⟨

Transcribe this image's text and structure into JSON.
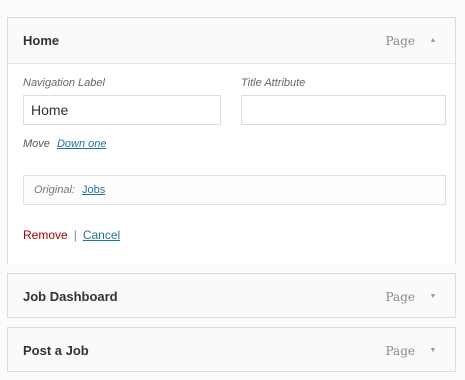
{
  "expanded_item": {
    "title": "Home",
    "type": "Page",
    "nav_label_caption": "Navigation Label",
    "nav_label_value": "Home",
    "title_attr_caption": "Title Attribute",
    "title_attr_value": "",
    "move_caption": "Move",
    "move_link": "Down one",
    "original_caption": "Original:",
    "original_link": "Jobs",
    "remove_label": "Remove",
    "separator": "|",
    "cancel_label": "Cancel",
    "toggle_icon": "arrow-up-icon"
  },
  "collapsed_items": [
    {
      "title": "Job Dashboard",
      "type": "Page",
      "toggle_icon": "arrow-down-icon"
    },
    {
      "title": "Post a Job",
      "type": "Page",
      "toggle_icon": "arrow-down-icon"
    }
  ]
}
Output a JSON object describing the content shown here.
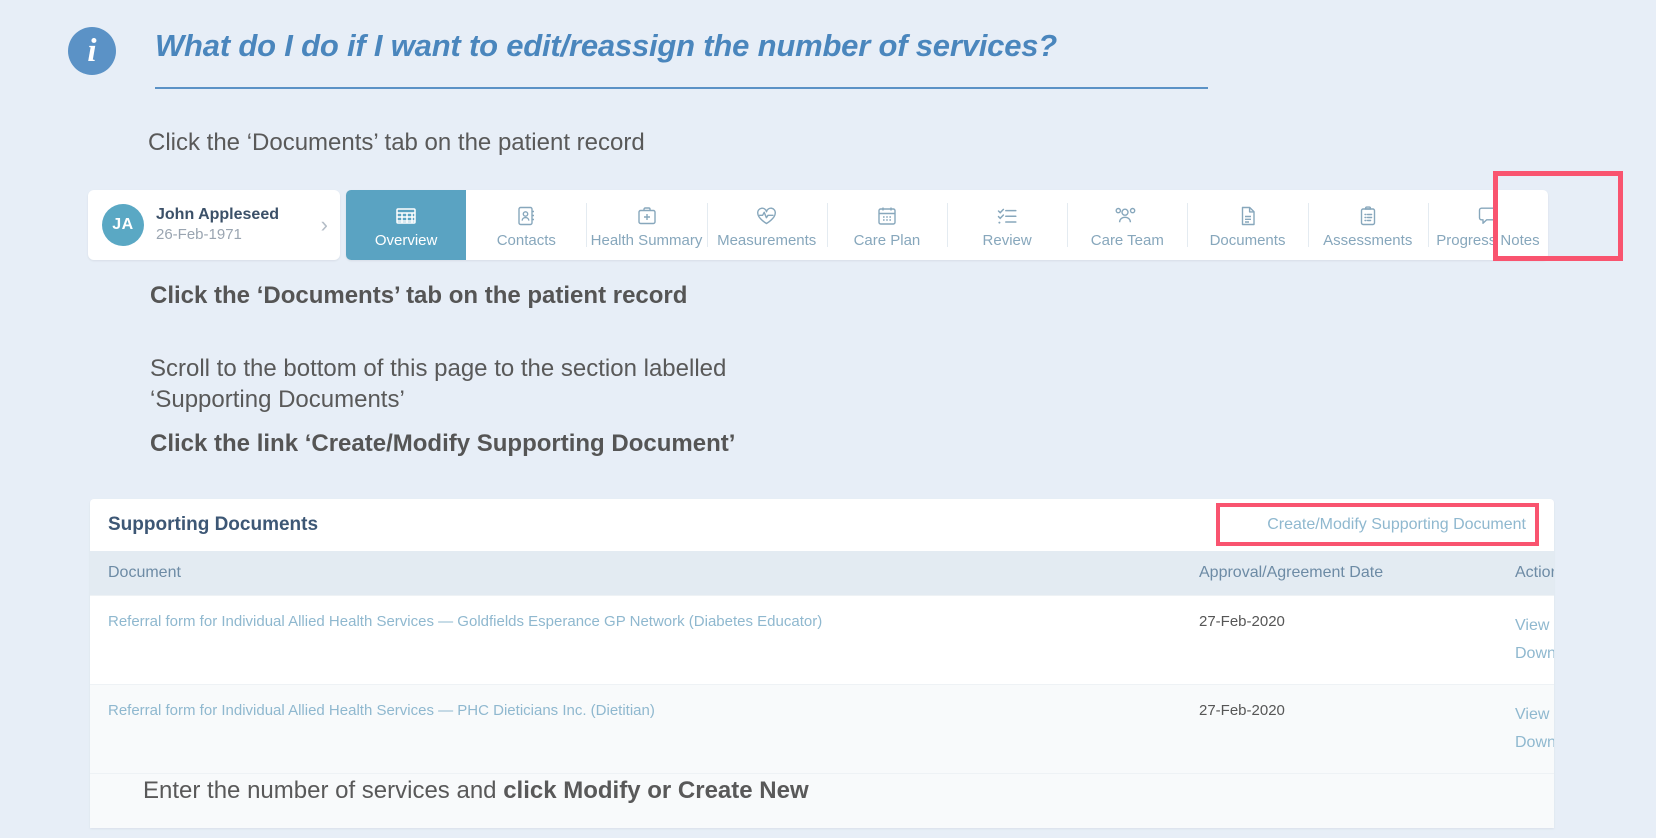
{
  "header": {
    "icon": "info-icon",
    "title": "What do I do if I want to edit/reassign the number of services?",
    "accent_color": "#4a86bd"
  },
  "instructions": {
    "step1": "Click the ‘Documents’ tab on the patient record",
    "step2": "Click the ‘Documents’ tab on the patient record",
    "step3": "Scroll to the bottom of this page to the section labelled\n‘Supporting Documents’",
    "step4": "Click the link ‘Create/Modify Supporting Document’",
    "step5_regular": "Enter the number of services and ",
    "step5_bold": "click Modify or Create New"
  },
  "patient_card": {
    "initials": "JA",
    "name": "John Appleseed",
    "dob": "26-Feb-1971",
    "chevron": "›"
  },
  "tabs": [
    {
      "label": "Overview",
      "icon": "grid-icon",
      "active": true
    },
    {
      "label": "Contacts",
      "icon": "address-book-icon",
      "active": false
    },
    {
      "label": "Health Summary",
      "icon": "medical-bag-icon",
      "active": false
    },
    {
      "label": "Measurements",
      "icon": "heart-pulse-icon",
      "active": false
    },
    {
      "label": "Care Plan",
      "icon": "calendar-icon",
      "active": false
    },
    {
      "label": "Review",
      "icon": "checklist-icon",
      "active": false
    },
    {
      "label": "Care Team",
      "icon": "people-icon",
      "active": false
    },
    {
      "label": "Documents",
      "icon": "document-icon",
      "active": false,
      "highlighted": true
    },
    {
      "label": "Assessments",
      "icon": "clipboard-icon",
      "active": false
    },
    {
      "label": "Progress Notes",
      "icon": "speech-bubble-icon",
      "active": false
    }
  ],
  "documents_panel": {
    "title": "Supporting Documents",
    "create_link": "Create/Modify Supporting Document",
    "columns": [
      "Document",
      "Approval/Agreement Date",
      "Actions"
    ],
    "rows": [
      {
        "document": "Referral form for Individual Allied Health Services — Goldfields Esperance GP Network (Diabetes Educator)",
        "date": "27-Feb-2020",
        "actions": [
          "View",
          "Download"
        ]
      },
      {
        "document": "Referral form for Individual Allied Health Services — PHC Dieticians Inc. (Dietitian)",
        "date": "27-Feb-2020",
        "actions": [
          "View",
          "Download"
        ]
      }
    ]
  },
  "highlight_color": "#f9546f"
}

⟩
⟨

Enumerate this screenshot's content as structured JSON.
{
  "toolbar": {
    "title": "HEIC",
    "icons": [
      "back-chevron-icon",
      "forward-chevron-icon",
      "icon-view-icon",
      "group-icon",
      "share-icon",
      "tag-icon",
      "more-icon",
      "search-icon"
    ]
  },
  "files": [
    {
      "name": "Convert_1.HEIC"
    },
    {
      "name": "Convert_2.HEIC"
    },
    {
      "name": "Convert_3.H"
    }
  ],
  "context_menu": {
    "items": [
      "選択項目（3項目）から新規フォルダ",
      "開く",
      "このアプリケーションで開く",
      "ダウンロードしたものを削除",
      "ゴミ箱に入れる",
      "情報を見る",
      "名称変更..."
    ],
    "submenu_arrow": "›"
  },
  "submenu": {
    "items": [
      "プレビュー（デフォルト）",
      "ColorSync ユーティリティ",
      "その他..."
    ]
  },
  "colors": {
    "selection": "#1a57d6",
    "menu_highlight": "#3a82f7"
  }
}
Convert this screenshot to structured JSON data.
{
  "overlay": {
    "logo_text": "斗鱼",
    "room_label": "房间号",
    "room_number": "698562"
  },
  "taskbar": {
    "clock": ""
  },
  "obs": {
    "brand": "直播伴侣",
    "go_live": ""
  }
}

⟩

▶ [Task instructions]
Look through the entries above. Extract each line with the word "form".

▶ [Finished exercise]
        "document": "Referral form for Individual Allied Health Services — Goldfields Esperance GP Network (Diabetes Educator)",
        "document": "Referral form for Individual Allied Health Services — PHC Dieticians Inc. (Dietitian)",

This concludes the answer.